» **Problem to work on**
Transcribe the full listing below exactly.

» **Information shown**
______

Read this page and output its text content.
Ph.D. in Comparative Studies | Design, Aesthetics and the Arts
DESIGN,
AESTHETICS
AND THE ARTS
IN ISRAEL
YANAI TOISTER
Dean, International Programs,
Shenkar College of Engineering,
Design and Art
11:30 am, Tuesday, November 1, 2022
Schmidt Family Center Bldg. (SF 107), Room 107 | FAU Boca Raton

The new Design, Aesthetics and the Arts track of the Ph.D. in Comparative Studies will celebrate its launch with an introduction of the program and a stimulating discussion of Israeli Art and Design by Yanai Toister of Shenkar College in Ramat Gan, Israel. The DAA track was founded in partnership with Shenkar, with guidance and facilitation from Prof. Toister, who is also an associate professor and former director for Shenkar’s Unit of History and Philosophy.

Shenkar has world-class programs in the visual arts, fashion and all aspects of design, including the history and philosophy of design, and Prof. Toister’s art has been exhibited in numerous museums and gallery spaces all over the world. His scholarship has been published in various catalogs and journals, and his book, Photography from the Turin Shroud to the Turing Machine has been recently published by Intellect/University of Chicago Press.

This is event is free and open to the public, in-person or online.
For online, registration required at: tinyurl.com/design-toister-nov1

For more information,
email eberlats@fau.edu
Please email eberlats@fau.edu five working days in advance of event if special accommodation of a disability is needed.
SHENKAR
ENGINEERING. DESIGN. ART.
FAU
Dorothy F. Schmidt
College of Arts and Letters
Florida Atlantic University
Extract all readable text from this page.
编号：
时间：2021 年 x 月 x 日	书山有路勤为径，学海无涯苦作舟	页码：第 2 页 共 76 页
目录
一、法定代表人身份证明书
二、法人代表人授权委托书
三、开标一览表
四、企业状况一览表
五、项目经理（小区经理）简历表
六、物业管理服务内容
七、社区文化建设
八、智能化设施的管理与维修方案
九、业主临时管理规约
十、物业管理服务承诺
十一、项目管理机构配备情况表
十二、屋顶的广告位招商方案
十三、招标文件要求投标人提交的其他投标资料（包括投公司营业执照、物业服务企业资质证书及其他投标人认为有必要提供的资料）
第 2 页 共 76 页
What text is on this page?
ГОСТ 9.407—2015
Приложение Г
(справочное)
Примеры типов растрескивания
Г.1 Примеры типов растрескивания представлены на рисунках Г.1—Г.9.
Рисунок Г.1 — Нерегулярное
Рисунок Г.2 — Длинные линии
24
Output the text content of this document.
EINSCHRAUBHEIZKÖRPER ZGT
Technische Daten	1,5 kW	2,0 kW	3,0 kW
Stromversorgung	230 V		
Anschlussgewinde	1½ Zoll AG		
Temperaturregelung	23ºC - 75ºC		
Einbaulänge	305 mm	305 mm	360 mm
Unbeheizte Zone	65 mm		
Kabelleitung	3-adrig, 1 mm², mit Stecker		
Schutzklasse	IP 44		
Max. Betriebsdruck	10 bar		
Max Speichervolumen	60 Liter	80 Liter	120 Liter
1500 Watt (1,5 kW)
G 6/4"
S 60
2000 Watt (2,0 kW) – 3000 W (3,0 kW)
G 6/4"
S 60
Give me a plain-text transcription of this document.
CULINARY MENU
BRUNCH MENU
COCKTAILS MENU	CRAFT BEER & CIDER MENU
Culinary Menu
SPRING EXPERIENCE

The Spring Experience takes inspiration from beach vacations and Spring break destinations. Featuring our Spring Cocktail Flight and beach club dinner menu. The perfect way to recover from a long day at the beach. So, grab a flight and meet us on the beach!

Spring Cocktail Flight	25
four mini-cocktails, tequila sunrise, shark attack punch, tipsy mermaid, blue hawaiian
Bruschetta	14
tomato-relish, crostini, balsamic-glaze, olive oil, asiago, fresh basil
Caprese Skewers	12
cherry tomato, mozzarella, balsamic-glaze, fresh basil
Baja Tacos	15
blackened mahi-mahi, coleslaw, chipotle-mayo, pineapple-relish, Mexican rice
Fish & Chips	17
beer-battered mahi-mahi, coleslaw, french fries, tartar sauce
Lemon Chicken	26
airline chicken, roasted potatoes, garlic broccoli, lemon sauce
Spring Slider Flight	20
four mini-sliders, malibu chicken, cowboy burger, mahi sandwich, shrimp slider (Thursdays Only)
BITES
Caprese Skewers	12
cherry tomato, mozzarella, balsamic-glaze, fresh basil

______

» **Task answer**
Read this page and output its text content.
Ph.D. in Comparative Studies | Design, Aesthetics and the Arts
DESIGN,
AESTHETICS
AND THE ARTS
IN ISRAEL
YANAI TOISTER
Dean, International Programs,
Shenkar College of Engineering,
Design and Art
11:30 am, Tuesday, November 1, 2022
Schmidt Family Center Bldg. (SF 107), Room 107 | FAU Boca Raton

The new Design, Aesthetics and the Arts track of the Ph.D. in Comparative Studies will celebrate its launch with an introduction of the program and a stimulating discussion of Israeli Art and Design by Yanai Toister of Shenkar College in Ramat Gan, Israel. The DAA track was founded in partnership with Shenkar, with guidance and facilitation from Prof. Toister, who is also an associate professor and former director for Shenkar’s Unit of History and Philosophy.

Shenkar has world-class programs in the visual arts, fashion and all aspects of design, including the history and philosophy of design, and Prof. Toister’s art has been exhibited in numerous museums and gallery spaces all over the world. His scholarship has been published in various catalogs and journals, and his book, Photography from the Turin Shroud to the Turing Machine has been recently published by Intellect/University of Chicago Press.

This is event is free and open to the public, in-person or online.
For online, registration required at: tinyurl.com/design-toister-nov1

For more information,
email eberlats@fau.edu
Please email eberlats@fau.edu five working days in advance of event if special accommodation of a disability is needed.
SHENKAR
ENGINEERING. DESIGN. ART.
FAU
Dorothy F. Schmidt
College of Arts and Letters
Florida Atlantic University
Extract all readable text from this page.
编号：
时间：2021 年 x 月 x 日	书山有路勤为径，学海无涯苦作舟	页码：第 2 页 共 76 页
目录
一、法定代表人身份证明书
二、法人代表人授权委托书
三、开标一览表
四、企业状况一览表
五、项目经理（小区经理）简历表
六、物业管理服务内容
七、社区文化建设
八、智能化设施的管理与维修方案
九、业主临时管理规约
十、物业管理服务承诺
十一、项目管理机构配备情况表
十二、屋顶的广告位招商方案
十三、招标文件要求投标人提交的其他投标资料（包括投公司营业执照、物业服务企业资质证书及其他投标人认为有必要提供的资料）
第 2 页 共 76 页
What text is on this page?
ГОСТ 9.407—2015
Приложение Г
(справочное)
Примеры типов растрескивания
Г.1 Примеры типов растрескивания представлены на рисунках Г.1—Г.9.
Рисунок Г.1 — Нерегулярное
Рисунок Г.2 — Длинные линии
24
Output the text content of this document.
EINSCHRAUBHEIZKÖRPER ZGT
Technische Daten	1,5 kW	2,0 kW	3,0 kW
Stromversorgung	230 V		
Anschlussgewinde	1½ Zoll AG		
Temperaturregelung	23ºC - 75ºC		
Einbaulänge	305 mm	305 mm	360 mm
Unbeheizte Zone	65 mm		
Kabelleitung	3-adrig, 1 mm², mit Stecker		
Schutzklasse	IP 44		
Max. Betriebsdruck	10 bar		
Max Speichervolumen	60 Liter	80 Liter	120 Liter
1500 Watt (1,5 kW)
G 6/4"
S 60
2000 Watt (2,0 kW) – 3000 W (3,0 kW)
G 6/4"
S 60
Give me a plain-text transcription of this document.
CULINARY MENU
BRUNCH MENU
COCKTAILS MENU	CRAFT BEER & CIDER MENU
Culinary Menu
SPRING EXPERIENCE

The Spring Experience takes inspiration from beach vacations and Spring break destinations. Featuring our Spring Cocktail Flight and beach club dinner menu. The perfect way to recover from a long day at the beach. So, grab a flight and meet us on the beach!

Spring Cocktail Flight	25
four mini-cocktails, tequila sunrise, shark attack punch, tipsy mermaid, blue hawaiian
Bruschetta	14
tomato-relish, crostini, balsamic-glaze, olive oil, asiago, fresh basil
Caprese Skewers	12
cherry tomato, mozzarella, balsamic-glaze, fresh basil
Baja Tacos	15
blackened mahi-mahi, coleslaw, chipotle-mayo, pineapple-relish, Mexican rice
Fish & Chips	17
beer-battered mahi-mahi, coleslaw, french fries, tartar sauce
Lemon Chicken	26
airline chicken, roasted potatoes, garlic broccoli, lemon sauce
Spring Slider Flight	20
four mini-sliders, malibu chicken, cowboy burger, mahi sandwich, shrimp slider (Thursdays Only)
BITES
Caprese Skewers	12
cherry tomato, mozzarella, balsamic-glaze, fresh basil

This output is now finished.